Directive:
Go through the listing and write out all of it exactly.

Task inputs:
((
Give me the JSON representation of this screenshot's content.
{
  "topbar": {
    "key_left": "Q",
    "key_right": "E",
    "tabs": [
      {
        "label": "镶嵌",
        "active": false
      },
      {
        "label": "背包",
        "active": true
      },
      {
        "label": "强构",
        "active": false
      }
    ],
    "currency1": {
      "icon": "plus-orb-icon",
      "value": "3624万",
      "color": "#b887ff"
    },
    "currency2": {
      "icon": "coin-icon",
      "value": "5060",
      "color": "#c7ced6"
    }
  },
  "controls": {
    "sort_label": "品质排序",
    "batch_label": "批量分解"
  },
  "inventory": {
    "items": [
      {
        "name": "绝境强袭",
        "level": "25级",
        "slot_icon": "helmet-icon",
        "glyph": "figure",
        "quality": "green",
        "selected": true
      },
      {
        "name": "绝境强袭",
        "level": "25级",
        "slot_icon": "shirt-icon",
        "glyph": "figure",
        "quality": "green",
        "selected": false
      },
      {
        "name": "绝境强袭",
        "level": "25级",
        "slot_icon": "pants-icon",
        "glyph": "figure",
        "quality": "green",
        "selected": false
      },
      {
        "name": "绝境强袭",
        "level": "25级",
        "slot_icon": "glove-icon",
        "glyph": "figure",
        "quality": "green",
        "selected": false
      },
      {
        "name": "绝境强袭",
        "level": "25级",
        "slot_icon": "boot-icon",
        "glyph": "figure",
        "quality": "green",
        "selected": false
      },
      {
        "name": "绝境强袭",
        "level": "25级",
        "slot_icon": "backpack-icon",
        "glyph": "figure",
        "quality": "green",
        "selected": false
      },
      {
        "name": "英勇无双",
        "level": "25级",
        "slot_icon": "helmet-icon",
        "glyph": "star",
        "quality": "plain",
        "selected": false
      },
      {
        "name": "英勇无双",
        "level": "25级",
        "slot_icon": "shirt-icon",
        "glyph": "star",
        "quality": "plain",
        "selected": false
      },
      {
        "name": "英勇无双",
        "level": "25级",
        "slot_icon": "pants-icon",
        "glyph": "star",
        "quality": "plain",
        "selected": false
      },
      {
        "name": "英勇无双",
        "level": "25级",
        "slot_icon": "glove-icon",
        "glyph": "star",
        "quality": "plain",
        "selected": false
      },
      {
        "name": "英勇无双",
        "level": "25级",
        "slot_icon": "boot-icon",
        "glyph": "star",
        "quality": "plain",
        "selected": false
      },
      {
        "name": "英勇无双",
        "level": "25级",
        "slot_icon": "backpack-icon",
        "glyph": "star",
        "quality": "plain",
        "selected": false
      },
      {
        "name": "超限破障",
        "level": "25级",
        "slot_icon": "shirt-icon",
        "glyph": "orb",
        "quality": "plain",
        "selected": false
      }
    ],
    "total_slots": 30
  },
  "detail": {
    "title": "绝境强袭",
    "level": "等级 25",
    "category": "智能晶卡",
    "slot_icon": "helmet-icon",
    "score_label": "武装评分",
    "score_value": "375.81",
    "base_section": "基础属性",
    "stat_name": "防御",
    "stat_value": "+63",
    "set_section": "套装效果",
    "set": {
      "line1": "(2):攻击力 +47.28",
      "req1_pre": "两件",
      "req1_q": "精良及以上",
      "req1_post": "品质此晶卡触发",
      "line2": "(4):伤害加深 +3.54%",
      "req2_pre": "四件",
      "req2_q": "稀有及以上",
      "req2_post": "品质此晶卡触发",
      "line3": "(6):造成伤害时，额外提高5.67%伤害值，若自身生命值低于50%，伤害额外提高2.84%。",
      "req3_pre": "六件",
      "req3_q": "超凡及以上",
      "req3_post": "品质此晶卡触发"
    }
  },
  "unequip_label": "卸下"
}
))
Exercise solution:
Give me the JSON representation of this screenshot's content.
{
  "topbar": {
    "key_left": "Q",
    "key_right": "E",
    "tabs": [
      {
        "label": "镶嵌",
        "active": false
      },
      {
        "label": "背包",
        "active": true
      },
      {
        "label": "强构",
        "active": false
      }
    ],
    "currency1": {
      "icon": "plus-orb-icon",
      "value": "3624万",
      "color": "#b887ff"
    },
    "currency2": {
      "icon": "coin-icon",
      "value": "5060",
      "color": "#c7ced6"
    }
  },
  "controls": {
    "sort_label": "品质排序",
    "batch_label": "批量分解"
  },
  "inventory": {
    "items": [
      {
        "name": "绝境强袭",
        "level": "25级",
        "slot_icon": "helmet-icon",
        "glyph": "figure",
        "quality": "green",
        "selected": true
      },
      {
        "name": "绝境强袭",
        "level": "25级",
        "slot_icon": "shirt-icon",
        "glyph": "figure",
        "quality": "green",
        "selected": false
      },
      {
        "name": "绝境强袭",
        "level": "25级",
        "slot_icon": "pants-icon",
        "glyph": "figure",
        "quality": "green",
        "selected": false
      },
      {
        "name": "绝境强袭",
        "level": "25级",
        "slot_icon": "glove-icon",
        "glyph": "figure",
        "quality": "green",
        "selected": false
      },
      {
        "name": "绝境强袭",
        "level": "25级",
        "slot_icon": "boot-icon",
        "glyph": "figure",
        "quality": "green",
        "selected": false
      },
      {
        "name": "绝境强袭",
        "level": "25级",
        "slot_icon": "backpack-icon",
        "glyph": "figure",
        "quality": "green",
        "selected": false
      },
      {
        "name": "英勇无双",
        "level": "25级",
        "slot_icon": "helmet-icon",
        "glyph": "star",
        "quality": "plain",
        "selected": false
      },
      {
        "name": "英勇无双",
        "level": "25级",
        "slot_icon": "shirt-icon",
        "glyph": "star",
        "quality": "plain",
        "selected": false
      },
      {
        "name": "英勇无双",
        "level": "25级",
        "slot_icon": "pants-icon",
        "glyph": "star",
        "quality": "plain",
        "selected": false
      },
      {
        "name": "英勇无双",
        "level": "25级",
        "slot_icon": "glove-icon",
        "glyph": "star",
        "quality": "plain",
        "selected": false
      },
      {
        "name": "英勇无双",
        "level": "25级",
        "slot_icon": "boot-icon",
        "glyph": "star",
        "quality": "plain",
        "selected": false
      },
      {
        "name": "英勇无双",
        "level": "25级",
        "slot_icon": "backpack-icon",
        "glyph": "star",
        "quality": "plain",
        "selected": false
      },
      {
        "name": "超限破障",
        "level": "25级",
        "slot_icon": "shirt-icon",
        "glyph": "orb",
        "quality": "plain",
        "selected": false
      }
    ],
    "total_slots": 30
  },
  "detail": {
    "title": "绝境强袭",
    "level": "等级 25",
    "category": "智能晶卡",
    "slot_icon": "helmet-icon",
    "score_label": "武装评分",
    "score_value": "375.81",
    "base_section": "基础属性",
    "stat_name": "防御",
    "stat_value": "+63",
    "set_section": "套装效果",
    "set": {
      "line1": "(2):攻击力 +47.28",
      "req1_pre": "两件",
      "req1_q": "精良及以上",
      "req1_post": "品质此晶卡触发",
      "line2": "(4):伤害加深 +3.54%",
      "req2_pre": "四件",
      "req2_q": "稀有及以上",
      "req2_post": "品质此晶卡触发",
      "line3": "(6):造成伤害时，额外提高5.67%伤害值，若自身生命值低于50%，伤害额外提高2.84%。",
      "req3_pre": "六件",
      "req3_q": "超凡及以上",
      "req3_post": "品质此晶卡触发"
    }
  },
  "unequip_label": "卸下"
}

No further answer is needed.